== Aim of the task ==
Reproduce all entries verbatim, with nothing added or dropped.

[Stored data]

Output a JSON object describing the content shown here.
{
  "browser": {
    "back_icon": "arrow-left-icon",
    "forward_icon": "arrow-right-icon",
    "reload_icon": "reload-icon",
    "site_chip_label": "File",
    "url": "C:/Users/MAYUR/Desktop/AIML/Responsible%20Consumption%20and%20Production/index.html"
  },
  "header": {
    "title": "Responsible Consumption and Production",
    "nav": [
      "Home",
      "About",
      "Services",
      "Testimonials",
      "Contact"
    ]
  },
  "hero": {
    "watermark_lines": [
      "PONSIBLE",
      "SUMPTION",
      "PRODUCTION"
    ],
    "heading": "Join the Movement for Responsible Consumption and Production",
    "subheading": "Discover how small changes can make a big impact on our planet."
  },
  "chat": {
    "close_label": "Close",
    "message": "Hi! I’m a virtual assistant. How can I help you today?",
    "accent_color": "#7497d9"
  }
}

== Response ==
Output a JSON object describing the content shown here.
{
  "browser": {
    "back_icon": "arrow-left-icon",
    "forward_icon": "arrow-right-icon",
    "reload_icon": "reload-icon",
    "site_chip_label": "File",
    "url": "C:/Users/MAYUR/Desktop/AIML/Responsible%20Consumption%20and%20Production/index.html"
  },
  "header": {
    "title": "Responsible Consumption and Production",
    "nav": [
      "Home",
      "About",
      "Services",
      "Testimonials",
      "Contact"
    ]
  },
  "hero": {
    "watermark_lines": [
      "PONSIBLE",
      "SUMPTION",
      "PRODUCTION"
    ],
    "heading": "Join the Movement for Responsible Consumption and Production",
    "subheading": "Discover how small changes can make a big impact on our planet."
  },
  "chat": {
    "close_label": "Close",
    "message": "Hi! I’m a virtual assistant. How can I help you today?",
    "accent_color": "#7497d9"
  }
}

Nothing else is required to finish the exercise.